Start

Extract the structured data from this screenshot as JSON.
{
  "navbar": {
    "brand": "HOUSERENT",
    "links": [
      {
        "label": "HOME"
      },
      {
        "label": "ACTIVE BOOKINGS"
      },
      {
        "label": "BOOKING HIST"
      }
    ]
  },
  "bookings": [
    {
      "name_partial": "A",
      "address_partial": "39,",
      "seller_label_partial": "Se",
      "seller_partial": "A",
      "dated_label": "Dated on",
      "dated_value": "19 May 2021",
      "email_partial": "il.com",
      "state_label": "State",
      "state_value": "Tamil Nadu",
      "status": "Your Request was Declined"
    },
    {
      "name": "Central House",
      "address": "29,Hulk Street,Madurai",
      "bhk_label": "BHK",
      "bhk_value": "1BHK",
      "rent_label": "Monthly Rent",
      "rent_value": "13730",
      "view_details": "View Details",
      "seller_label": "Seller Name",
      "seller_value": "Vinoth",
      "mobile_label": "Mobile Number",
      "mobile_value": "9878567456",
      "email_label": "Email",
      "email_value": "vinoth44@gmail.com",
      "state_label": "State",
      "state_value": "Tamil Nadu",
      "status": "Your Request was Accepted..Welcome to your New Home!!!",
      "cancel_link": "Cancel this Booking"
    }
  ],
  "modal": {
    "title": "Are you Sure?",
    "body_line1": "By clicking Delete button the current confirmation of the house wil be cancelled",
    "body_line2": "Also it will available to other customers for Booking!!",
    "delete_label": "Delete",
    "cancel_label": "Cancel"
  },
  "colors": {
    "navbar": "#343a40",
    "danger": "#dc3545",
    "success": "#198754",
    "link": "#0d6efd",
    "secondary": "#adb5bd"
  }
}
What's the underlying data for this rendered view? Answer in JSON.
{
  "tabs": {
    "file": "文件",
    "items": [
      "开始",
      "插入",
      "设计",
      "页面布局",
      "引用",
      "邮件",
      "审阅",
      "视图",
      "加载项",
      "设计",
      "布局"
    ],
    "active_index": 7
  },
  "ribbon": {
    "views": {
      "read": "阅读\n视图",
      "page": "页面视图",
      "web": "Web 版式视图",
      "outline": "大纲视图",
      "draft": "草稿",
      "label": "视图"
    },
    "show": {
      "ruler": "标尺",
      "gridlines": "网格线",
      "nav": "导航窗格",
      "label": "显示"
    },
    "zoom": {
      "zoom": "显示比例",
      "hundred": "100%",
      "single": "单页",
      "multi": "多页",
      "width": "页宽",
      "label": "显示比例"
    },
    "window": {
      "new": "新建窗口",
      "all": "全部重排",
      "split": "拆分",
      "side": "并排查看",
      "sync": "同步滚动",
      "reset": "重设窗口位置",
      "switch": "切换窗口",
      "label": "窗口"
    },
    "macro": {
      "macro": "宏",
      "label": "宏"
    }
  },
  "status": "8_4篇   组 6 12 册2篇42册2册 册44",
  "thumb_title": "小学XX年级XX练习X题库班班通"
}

End

### PROBLEM TO WORK ON
Look above for lines with the word "data" and copy them all.

### THE REPLY
Extract the structured data from this screenshot as JSON.
What's the underlying data for this rendered view? Answer in JSON.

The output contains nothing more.